In the listing below, locate the lines that hold "sector" and copy them.
** begin Data supplied **
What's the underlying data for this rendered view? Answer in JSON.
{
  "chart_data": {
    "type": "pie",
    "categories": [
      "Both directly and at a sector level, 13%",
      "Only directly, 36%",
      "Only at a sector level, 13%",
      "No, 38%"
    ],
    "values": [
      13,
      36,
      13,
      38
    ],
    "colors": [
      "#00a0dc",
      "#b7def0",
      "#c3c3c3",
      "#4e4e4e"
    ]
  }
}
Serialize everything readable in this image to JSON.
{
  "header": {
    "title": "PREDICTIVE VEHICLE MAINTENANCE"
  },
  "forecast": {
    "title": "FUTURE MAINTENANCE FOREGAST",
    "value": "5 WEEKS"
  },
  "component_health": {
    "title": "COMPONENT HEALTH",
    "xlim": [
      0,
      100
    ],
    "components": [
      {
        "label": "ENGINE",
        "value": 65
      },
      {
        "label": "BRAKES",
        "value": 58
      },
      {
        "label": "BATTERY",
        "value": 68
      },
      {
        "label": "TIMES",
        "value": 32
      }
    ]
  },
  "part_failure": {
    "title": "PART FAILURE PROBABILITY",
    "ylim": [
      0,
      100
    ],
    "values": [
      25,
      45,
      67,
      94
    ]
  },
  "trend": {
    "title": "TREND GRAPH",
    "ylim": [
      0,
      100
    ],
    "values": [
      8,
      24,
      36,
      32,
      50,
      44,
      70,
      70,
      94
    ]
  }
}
** end Data supplied **
*Worked solution*
      "Both directly and at a sector level, 13%",
      "Only at a sector level, 13%",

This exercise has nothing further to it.